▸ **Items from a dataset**
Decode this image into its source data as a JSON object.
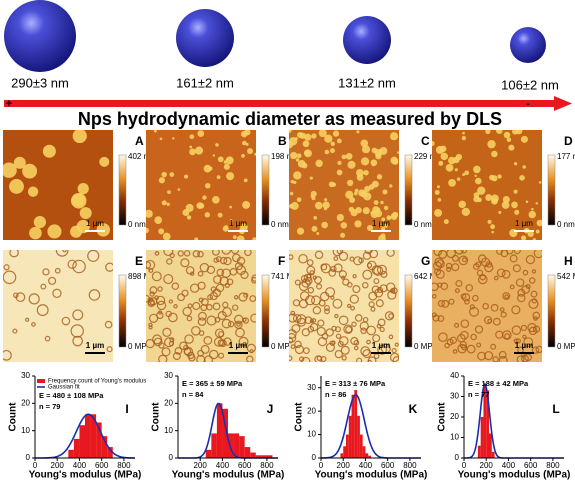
{
  "spheres": [
    {
      "label": "290±3 nm"
    },
    {
      "label": "161±2 nm"
    },
    {
      "label": "131±2 nm"
    },
    {
      "label": "106±2 nm"
    }
  ],
  "arrow": {
    "plus": "+",
    "minus": "-"
  },
  "title": "Nps hydrodynamic diameter as measured by DLS",
  "height_maps": [
    {
      "letter": "A",
      "max": "402 nm",
      "min": "0 nm",
      "scale": "1 µm"
    },
    {
      "letter": "B",
      "max": "198 nm",
      "min": "0 nm",
      "scale": "1 µm"
    },
    {
      "letter": "C",
      "max": "229 nm",
      "min": "0 nm",
      "scale": "1 µm"
    },
    {
      "letter": "D",
      "max": "177 nm",
      "min": "0 nm",
      "scale": "1 µm"
    }
  ],
  "modulus_maps": [
    {
      "letter": "E",
      "max": "898 MPa",
      "min": "0 MPa",
      "scale": "1 µm"
    },
    {
      "letter": "F",
      "max": "741 MPa",
      "min": "0 MPa",
      "scale": "1 µm"
    },
    {
      "letter": "G",
      "max": "642 MPa",
      "min": "0 MPa",
      "scale": "1 µm"
    },
    {
      "letter": "H",
      "max": "542 MPa",
      "min": "0 MPa",
      "scale": "1 µm"
    }
  ],
  "chart_data": [
    {
      "type": "histogram",
      "letter": "I",
      "x_label": "Young's modulus (MPa)",
      "y_label": "Count",
      "annotations": [
        "E = 480 ± 108 MPa",
        "n = 79"
      ],
      "legend": [
        "Frequency count of Young's modulus",
        "Gaussian fit"
      ],
      "bins": [
        300,
        350,
        400,
        450,
        500,
        550,
        600,
        650,
        700
      ],
      "counts": [
        3,
        7,
        12,
        16,
        16,
        13,
        8,
        4
      ],
      "color": "#e8181e",
      "fit": {
        "mean": 480,
        "sd": 108,
        "amplitude": 16,
        "color": "#1a2fb0"
      },
      "xlim": [
        0,
        900
      ],
      "xticks": [
        0,
        200,
        400,
        600,
        800
      ],
      "ylim": [
        0,
        30
      ],
      "yticks": [
        0,
        10,
        20,
        30
      ]
    },
    {
      "type": "histogram",
      "letter": "J",
      "x_label": "Young's modulus (MPa)",
      "y_label": "Count",
      "annotations": [
        "E = 365 ± 59 MPa",
        "n = 84"
      ],
      "bins": [
        250,
        300,
        350,
        400,
        450,
        500,
        550,
        600,
        650,
        700,
        750,
        800,
        850
      ],
      "counts": [
        3,
        9,
        20,
        18,
        9,
        9,
        8,
        4,
        2,
        1,
        1,
        1
      ],
      "color": "#e8181e",
      "fit": {
        "mean": 365,
        "sd": 59,
        "amplitude": 20,
        "color": "#1a2fb0"
      },
      "xlim": [
        0,
        900
      ],
      "xticks": [
        200,
        400,
        600,
        800
      ],
      "ylim": [
        0,
        30
      ],
      "yticks": [
        0,
        10,
        20,
        30
      ]
    },
    {
      "type": "histogram",
      "letter": "K",
      "x_label": "Young's modulus (MPa)",
      "y_label": "Count",
      "annotations": [
        "E = 313 ± 76 MPa",
        "n = 86"
      ],
      "bins": [
        175,
        200,
        225,
        250,
        275,
        300,
        325,
        350,
        375,
        400,
        425,
        450
      ],
      "counts": [
        2,
        5,
        10,
        18,
        27,
        29,
        18,
        10,
        5,
        2,
        1
      ],
      "color": "#e8181e",
      "fit": {
        "mean": 313,
        "sd": 76,
        "amplitude": 27,
        "color": "#1a2fb0"
      },
      "xlim": [
        0,
        900
      ],
      "xticks": [
        0,
        200,
        400,
        600,
        800
      ],
      "ylim": [
        0,
        35
      ],
      "yticks": [
        0,
        10,
        20,
        30
      ]
    },
    {
      "type": "histogram",
      "letter": "L",
      "x_label": "Young's modulus (MPa)",
      "y_label": "Count",
      "annotations": [
        "E = 188 ± 42 MPa",
        "n = 77"
      ],
      "bins": [
        125,
        150,
        175,
        200,
        225,
        250,
        275
      ],
      "counts": [
        6,
        20,
        35,
        33,
        12,
        3
      ],
      "color": "#e8181e",
      "fit": {
        "mean": 188,
        "sd": 42,
        "amplitude": 36,
        "color": "#1a2fb0"
      },
      "xlim": [
        0,
        900
      ],
      "xticks": [
        0,
        200,
        400,
        600,
        800
      ],
      "ylim": [
        0,
        40
      ],
      "yticks": [
        0,
        10,
        20,
        30,
        40
      ]
    }
  ]
}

▸ **What to do**
Find how many lines of the listing include the string "amplitude" and give that number, nothing else.

▸ **Written solution**
4